►

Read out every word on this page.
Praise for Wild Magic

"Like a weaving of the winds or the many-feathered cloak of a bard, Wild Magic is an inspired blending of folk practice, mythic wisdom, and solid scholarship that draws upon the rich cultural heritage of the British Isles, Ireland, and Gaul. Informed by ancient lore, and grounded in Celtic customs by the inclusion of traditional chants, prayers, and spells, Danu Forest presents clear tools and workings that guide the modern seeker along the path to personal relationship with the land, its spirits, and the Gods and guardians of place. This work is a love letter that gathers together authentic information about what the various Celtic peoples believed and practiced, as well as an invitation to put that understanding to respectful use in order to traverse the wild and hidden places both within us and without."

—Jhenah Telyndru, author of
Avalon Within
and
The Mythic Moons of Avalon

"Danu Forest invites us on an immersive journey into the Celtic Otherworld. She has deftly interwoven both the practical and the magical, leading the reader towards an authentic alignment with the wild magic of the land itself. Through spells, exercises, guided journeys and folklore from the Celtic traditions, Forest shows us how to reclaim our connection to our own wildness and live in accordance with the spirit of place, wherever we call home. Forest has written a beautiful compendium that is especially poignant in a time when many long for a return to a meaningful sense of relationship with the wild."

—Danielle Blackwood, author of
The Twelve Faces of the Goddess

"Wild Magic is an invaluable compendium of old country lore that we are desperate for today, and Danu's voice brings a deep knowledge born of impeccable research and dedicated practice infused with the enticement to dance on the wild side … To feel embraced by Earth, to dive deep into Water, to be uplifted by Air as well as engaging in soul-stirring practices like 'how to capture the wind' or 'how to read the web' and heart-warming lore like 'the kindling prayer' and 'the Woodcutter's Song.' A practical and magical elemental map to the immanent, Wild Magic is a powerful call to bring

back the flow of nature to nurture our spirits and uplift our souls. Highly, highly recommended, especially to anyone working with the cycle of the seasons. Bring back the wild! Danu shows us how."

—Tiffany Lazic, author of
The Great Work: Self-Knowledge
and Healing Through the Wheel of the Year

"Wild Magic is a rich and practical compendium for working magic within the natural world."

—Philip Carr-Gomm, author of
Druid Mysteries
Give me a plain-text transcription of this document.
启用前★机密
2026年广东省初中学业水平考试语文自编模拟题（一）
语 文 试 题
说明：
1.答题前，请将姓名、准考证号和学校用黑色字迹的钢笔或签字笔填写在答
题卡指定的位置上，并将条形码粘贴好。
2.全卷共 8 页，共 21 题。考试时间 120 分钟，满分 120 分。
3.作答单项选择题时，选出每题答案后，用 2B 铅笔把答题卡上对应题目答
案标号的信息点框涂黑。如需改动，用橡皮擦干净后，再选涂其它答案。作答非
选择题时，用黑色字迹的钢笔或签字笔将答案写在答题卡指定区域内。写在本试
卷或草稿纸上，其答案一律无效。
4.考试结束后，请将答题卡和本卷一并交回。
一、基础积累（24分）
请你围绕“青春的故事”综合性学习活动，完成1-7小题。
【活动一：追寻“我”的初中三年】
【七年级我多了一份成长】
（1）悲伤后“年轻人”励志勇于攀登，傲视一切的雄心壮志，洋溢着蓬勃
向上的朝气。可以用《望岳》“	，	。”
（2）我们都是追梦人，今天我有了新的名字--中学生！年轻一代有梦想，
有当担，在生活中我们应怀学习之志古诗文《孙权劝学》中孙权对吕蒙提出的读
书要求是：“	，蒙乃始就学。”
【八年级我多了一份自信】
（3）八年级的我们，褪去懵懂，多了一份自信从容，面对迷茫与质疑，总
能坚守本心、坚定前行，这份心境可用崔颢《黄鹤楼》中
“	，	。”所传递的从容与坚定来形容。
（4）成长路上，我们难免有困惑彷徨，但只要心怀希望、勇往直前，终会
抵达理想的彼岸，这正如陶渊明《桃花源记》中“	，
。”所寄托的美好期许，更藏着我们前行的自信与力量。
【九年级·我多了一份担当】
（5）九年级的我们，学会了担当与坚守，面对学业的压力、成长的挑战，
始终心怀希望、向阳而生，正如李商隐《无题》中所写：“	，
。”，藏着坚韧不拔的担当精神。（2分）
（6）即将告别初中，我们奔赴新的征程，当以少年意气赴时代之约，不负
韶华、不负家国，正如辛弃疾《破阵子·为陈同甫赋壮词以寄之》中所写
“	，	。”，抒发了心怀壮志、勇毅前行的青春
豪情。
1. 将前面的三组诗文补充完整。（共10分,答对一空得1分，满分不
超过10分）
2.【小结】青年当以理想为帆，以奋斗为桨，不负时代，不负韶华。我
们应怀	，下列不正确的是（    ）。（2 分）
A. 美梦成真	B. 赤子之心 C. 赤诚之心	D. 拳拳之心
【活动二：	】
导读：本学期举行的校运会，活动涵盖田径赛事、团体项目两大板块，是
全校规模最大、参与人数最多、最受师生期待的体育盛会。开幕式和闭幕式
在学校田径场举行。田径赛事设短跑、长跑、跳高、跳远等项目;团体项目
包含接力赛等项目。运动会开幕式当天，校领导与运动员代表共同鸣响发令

◄
►

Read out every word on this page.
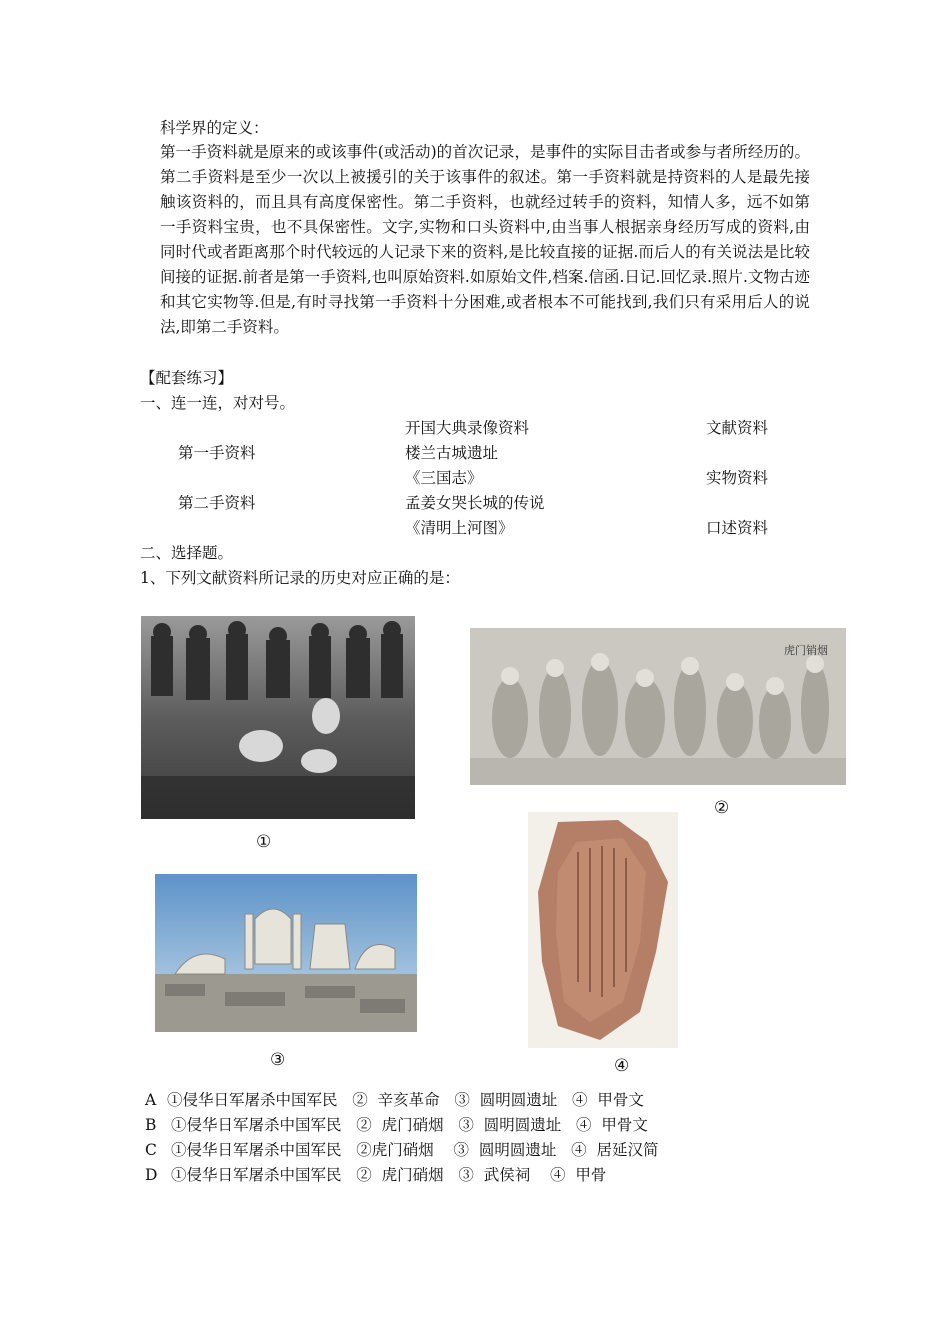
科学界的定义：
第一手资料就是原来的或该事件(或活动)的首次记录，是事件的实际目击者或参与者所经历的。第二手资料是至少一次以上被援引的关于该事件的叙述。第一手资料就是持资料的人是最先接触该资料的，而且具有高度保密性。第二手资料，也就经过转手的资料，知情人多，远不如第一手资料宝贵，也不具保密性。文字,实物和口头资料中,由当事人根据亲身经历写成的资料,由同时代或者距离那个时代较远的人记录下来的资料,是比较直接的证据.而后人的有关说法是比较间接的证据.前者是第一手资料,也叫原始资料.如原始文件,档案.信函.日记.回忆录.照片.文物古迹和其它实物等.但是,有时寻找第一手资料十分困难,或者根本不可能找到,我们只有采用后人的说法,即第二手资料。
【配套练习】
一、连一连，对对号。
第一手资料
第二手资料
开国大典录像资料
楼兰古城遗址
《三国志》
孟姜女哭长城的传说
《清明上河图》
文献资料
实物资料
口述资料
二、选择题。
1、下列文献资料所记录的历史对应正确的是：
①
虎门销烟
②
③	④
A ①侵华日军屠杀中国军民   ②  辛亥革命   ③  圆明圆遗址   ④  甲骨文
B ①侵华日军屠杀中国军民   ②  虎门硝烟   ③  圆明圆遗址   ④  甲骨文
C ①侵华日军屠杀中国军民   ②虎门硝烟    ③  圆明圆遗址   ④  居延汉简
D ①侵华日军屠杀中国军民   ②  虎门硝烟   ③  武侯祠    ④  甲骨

◄

Scan the lines for the string "especially". Copy out each line that matches.

__FULL SOLUTION__.
"Danu Forest invites us on an immersive journey into the Celtic Otherworld. She has deftly interwoven both the practical and the magical, leading the reader towards an authentic alignment with the wild magic of the land itself. Through spells, exercises, guided journeys and folklore from the Celtic traditions, Forest shows us how to reclaim our connection to our own wildness and live in accordance with the spirit of place, wherever we call home. Forest has written a beautiful compendium that is especially poignant in a time when many long for a return to a meaningful sense of relationship with the wild."
back the flow of nature to nurture our spirits and uplift our souls. Highly, highly recommended, especially to anyone working with the cycle of the seasons. Bring back the wild! Danu shows us how."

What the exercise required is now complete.